## RECORDS TO USE:
┌──

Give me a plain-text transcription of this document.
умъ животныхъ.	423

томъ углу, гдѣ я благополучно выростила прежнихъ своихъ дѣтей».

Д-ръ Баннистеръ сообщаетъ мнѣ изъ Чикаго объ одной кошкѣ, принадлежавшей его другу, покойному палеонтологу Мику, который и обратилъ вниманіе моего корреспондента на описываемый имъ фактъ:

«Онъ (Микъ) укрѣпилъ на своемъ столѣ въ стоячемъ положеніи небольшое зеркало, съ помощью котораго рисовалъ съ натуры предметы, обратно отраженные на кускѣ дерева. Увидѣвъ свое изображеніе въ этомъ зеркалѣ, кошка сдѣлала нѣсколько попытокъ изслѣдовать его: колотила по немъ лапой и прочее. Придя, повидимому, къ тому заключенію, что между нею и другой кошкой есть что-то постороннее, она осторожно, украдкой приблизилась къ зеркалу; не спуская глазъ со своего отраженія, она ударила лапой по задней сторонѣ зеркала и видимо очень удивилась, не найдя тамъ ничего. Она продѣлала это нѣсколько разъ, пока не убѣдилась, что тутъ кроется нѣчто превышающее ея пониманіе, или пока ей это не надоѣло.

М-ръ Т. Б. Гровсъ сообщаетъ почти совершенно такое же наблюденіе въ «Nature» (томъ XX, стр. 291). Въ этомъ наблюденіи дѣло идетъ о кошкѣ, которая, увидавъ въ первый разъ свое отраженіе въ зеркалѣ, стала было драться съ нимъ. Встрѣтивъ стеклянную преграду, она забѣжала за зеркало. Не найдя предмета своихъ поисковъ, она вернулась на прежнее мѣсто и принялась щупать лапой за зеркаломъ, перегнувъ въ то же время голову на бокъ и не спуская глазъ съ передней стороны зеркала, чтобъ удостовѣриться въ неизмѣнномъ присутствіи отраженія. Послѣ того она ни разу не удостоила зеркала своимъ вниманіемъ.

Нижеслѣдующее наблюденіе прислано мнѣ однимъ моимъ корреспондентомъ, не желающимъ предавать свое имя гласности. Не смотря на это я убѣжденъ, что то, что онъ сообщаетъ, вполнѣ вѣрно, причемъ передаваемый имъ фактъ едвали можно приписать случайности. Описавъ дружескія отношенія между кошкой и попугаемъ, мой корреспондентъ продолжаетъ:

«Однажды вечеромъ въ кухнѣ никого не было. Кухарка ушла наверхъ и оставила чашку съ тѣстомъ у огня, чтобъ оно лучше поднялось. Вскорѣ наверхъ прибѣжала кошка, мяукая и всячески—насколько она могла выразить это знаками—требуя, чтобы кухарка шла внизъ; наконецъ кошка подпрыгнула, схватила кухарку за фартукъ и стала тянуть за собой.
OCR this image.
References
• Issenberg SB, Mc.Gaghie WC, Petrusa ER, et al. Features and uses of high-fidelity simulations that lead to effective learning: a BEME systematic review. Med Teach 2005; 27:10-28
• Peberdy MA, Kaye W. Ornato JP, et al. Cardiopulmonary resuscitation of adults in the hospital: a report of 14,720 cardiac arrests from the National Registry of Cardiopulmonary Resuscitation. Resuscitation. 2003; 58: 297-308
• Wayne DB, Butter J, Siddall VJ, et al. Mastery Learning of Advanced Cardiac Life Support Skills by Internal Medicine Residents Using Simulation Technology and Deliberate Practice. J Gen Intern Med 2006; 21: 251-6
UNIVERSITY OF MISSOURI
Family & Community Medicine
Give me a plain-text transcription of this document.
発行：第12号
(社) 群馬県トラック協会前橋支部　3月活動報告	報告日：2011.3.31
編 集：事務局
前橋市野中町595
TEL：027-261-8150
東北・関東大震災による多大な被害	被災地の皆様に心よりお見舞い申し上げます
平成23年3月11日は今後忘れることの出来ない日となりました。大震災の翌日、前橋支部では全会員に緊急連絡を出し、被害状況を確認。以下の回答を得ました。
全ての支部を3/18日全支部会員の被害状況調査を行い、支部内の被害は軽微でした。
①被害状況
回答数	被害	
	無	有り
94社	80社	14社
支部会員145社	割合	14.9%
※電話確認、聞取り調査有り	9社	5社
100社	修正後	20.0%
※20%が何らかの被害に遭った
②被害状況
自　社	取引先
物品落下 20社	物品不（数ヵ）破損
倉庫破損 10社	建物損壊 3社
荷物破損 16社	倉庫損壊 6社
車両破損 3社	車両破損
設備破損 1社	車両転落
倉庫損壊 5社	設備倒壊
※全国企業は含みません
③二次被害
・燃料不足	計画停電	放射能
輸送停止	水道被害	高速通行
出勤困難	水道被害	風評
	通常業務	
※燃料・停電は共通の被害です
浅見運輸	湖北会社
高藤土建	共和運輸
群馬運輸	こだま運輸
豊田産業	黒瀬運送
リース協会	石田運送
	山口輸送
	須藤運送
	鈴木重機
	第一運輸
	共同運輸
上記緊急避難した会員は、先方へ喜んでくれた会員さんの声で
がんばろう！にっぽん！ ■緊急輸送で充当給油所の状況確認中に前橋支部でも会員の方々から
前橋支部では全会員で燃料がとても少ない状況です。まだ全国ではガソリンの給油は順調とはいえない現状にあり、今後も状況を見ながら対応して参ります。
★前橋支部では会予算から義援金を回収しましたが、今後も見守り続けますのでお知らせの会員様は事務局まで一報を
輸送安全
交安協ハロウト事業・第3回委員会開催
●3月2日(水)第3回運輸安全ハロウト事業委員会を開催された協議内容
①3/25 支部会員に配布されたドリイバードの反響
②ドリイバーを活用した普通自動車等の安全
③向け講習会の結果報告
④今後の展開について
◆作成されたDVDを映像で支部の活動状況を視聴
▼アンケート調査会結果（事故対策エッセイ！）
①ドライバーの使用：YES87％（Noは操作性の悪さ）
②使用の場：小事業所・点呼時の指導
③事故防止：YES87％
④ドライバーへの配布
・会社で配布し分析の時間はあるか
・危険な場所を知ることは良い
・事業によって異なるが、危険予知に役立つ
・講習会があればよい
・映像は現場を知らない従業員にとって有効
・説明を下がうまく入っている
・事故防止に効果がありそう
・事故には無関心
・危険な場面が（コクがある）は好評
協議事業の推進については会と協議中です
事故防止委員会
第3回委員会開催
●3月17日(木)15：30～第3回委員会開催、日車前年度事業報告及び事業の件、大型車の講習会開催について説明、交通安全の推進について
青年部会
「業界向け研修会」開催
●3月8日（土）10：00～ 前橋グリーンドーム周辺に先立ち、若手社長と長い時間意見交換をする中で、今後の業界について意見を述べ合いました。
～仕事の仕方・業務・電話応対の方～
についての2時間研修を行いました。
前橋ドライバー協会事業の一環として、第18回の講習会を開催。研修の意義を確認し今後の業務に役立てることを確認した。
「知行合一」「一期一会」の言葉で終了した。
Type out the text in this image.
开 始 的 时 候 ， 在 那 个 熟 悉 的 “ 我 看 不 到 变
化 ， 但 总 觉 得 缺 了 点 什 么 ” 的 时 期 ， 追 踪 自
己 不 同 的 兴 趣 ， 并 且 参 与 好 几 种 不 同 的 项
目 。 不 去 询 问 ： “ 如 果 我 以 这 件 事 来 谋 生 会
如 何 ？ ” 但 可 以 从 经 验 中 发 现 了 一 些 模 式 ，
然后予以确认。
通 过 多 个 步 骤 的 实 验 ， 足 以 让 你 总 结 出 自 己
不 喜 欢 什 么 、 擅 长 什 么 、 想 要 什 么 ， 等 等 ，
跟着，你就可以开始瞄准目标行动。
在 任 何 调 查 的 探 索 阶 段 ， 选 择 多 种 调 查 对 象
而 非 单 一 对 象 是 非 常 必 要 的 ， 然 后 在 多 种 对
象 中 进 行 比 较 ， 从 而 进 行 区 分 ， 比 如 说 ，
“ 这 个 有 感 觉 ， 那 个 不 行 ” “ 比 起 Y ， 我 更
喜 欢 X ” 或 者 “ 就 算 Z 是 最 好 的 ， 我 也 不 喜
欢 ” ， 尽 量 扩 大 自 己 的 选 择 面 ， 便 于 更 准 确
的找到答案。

└──

## TASK DESCRIPTION:
Gather every line from the listing above in which "разъ" appears, and copy those lines.

## WORKED SOLUTION:
«Онъ (Микъ) укрѣпилъ на своемъ столѣ въ стоячемъ положеніи небольшое зеркало, съ помощью котораго рисовалъ съ натуры предметы, обратно отраженные на кускѣ дерева. Увидѣвъ свое изображеніе въ этомъ зеркалѣ, кошка сдѣлала нѣсколько попытокъ изслѣдовать его: колотила по немъ лапой и прочее. Придя, повидимому, къ тому заключенію, что между нею и другой кошкой есть что-то постороннее, она осторожно, украдкой приблизилась къ зеркалу; не спуская глазъ со своего отраженія, она ударила лапой по задней сторонѣ зеркала и видимо очень удивилась, не найдя тамъ ничего. Она продѣлала это нѣсколько разъ, пока не убѣдилась, что тутъ кроется нѣчто превышающее ея пониманіе, или пока ей это не надоѣло.
М-ръ Т. Б. Гровсъ сообщаетъ почти совершенно такое же наблюденіе въ «Nature» (томъ XX, стр. 291). Въ этомъ наблюденіи дѣло идетъ о кошкѣ, которая, увидавъ въ первый разъ свое отраженіе въ зеркалѣ, стала было драться съ нимъ. Встрѣтивъ стеклянную преграду, она забѣжала за зеркало. Не найдя предмета своихъ поисковъ, она вернулась на прежнее мѣсто и принялась щупать лапой за зеркаломъ, перегнувъ въ то же время голову на бокъ и не спуская глазъ съ передней стороны зеркала, чтобъ удостовѣриться въ неизмѣнномъ присутствіи отраженія. Послѣ того она ни разу не удостоила зеркала своимъ вниманіемъ.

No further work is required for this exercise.